== Qué debes hacer ==
A: Indica si cada afirmación concuerda con el extracto sobre la beatificación, respondiendo sí o no y citando literalmente las palabras decisivas: (i) la elevación a los altares de don Álvaro del Portillo recuerda la llamada universal a la santidad; (ii) don Álvaro del Portillo fue predecesor de san Josemaría Escrivá de Balaguer; (iii) la llamada universal a la santidad fue proclamada por el Concilio Vaticano I.
B: Reproduce literalmente el pasaje del extracto sobre la beatificación comprendido entre «PALABRAS DEL PRELADO» y «todos debemos aspirar.», ambos incluidos.

== Extracto del documento ==
============

PALABRAS DEL PRELADO DEL OPUS DEI AL TERMINAR LA BEATIFICACION
Al finalizar esta solemne
celebración, deseo manifestar mi más hondo agradecimiento a la Santísima
Trinidad por el don que hoy ha hecho a toda la Iglesia. La elevación a los
altares de don Álvaro del Portillo, sucesor de san Josemaría Escrivá de
Balaguer, nos recuerda de nuevo la llamada universal a la santidad, proclamada
con gran fuerza por el Concilio Vaticano II. La trayectoria terrena del beato
Álvaro nos muestra que el cumplimiento cabal de los propios deberes marca el
camino de la santificación personal, la senda que conduce a la plena unión con
Dios, a la que todos debemos aspirar.

============

(Datos de segmentación de la página)
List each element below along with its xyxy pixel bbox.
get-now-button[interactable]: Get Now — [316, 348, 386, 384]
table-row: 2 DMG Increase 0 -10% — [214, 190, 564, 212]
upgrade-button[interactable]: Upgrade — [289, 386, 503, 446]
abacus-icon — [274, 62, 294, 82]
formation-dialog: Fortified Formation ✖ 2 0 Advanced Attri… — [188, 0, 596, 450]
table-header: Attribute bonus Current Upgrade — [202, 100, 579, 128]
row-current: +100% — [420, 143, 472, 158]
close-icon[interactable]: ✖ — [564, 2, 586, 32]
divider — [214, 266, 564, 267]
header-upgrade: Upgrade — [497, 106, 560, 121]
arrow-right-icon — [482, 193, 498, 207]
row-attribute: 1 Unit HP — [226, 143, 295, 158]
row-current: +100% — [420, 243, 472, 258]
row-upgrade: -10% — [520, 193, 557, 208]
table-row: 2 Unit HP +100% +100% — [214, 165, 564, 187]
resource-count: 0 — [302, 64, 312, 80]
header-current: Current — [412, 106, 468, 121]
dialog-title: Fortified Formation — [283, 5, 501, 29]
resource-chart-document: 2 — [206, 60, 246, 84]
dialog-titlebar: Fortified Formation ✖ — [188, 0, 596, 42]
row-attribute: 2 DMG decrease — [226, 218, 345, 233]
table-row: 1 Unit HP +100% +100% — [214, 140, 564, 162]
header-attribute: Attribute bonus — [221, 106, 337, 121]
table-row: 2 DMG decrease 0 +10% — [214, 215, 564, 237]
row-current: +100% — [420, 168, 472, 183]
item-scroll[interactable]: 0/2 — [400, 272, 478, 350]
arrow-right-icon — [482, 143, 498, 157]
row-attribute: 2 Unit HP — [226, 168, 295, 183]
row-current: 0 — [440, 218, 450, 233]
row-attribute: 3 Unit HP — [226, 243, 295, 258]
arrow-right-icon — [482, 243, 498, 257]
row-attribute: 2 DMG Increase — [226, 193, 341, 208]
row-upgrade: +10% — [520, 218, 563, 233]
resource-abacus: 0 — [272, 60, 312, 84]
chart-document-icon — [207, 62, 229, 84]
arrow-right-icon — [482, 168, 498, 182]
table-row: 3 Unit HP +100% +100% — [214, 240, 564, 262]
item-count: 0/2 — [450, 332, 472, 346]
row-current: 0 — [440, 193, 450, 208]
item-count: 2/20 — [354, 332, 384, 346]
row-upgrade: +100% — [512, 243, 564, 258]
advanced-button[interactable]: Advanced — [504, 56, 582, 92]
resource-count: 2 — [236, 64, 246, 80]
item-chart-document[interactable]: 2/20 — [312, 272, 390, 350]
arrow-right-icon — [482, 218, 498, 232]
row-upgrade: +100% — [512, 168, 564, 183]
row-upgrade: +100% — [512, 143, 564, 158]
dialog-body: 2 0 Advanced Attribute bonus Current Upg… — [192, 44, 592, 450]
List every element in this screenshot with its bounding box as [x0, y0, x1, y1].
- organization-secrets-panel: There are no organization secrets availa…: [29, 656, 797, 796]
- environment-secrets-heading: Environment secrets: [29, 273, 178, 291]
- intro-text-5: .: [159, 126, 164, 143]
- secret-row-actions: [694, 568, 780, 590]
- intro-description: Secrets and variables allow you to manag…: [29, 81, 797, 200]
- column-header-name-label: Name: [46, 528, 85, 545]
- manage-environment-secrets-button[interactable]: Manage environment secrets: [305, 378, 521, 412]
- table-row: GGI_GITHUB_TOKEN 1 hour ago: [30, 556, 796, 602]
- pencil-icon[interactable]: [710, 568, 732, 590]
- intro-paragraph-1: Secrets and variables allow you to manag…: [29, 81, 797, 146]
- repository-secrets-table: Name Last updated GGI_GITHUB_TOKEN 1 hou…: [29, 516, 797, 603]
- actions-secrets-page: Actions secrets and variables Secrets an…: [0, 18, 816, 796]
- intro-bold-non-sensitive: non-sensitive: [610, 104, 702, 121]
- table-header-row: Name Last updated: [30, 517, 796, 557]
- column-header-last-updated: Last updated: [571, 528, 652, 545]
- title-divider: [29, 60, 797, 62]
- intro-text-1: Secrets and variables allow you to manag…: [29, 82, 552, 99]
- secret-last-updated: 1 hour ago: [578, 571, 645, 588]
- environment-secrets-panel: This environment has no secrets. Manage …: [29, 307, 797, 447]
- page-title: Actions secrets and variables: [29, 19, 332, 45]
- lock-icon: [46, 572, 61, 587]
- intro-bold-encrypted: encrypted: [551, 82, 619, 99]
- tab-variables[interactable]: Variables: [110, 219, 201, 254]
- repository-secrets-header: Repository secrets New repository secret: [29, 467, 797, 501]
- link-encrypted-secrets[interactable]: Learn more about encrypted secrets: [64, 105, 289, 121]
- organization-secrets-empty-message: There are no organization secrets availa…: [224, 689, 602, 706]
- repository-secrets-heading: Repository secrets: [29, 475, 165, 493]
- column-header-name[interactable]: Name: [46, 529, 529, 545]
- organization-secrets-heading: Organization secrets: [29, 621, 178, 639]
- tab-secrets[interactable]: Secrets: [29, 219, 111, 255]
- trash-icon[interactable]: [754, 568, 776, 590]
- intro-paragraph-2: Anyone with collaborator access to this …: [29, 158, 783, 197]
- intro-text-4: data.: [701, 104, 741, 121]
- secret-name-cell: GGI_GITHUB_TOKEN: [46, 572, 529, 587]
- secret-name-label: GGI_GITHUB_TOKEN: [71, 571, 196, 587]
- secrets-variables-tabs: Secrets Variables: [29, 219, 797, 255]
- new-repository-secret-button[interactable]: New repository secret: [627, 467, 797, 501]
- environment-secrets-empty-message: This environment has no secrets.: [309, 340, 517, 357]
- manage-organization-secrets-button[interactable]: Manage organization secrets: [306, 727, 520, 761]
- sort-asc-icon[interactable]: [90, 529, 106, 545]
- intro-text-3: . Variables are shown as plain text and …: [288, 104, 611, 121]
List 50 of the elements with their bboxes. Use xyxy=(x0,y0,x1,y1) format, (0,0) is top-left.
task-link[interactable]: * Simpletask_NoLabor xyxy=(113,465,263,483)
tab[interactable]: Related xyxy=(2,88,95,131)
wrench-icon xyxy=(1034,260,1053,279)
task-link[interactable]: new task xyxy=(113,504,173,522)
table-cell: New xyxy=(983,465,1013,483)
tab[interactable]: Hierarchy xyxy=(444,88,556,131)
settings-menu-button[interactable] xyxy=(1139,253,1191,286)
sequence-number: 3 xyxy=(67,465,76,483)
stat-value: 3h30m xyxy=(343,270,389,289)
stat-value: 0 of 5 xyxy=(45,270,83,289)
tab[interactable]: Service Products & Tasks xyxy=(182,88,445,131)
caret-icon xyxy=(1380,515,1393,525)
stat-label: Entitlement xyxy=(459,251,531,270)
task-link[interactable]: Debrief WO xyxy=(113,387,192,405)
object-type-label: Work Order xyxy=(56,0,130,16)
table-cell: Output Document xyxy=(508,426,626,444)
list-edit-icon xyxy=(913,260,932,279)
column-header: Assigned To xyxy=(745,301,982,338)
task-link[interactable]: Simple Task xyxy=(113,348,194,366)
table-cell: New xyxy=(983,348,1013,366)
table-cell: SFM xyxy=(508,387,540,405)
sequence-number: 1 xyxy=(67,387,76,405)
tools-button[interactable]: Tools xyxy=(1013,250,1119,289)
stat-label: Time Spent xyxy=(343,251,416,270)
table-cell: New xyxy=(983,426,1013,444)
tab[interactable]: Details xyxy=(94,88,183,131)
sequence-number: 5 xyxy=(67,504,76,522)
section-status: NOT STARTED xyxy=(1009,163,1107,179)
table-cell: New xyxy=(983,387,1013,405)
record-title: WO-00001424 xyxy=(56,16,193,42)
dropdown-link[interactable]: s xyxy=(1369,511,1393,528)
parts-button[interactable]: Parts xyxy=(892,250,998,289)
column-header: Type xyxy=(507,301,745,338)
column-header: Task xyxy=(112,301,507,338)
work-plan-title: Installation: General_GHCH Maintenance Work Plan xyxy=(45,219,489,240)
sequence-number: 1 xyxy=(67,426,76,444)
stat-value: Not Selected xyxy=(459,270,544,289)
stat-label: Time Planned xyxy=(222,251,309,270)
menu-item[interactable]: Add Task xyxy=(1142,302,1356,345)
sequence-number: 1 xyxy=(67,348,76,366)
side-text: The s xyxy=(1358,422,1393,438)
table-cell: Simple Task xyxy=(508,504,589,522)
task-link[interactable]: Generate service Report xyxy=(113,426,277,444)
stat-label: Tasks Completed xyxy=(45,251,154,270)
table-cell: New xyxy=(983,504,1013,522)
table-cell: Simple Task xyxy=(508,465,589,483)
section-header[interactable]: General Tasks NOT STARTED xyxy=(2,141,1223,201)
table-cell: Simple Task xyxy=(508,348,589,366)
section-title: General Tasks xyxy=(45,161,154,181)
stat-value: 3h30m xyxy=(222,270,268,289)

============

== Respuestas dadas ==
A:
(i) Sí: «nos recuerda de nuevo la llamada universal a la santidad».
(ii) No: «sucesor de san Josemaría Escrivá de Balaguer».
(iii) No: «proclamada con gran fuerza por el Concilio Vaticano II».

B:
PALABRAS DEL PRELADO DEL OPUS DEI AL TERMINAR LA BEATIFICACION
Al finalizar esta solemne
celebración, deseo manifestar mi más hondo agradecimiento a la Santísima
Trinidad por el don que hoy ha hecho a toda la Iglesia. La elevación a los
altares de don Álvaro del Portillo, sucesor de san Josemaría Escrivá de
Balaguer, nos recuerda de nuevo la llamada universal a la santidad, proclamada
con gran fuerza por el Concilio Vaticano II. La trayectoria terrena del beato
Álvaro nos muestra que el cumplimiento cabal de los propios deberes marca el
camino de la santificación personal, la senda que conduce a la plena unión con
Dios, a la que todos debemos aspirar.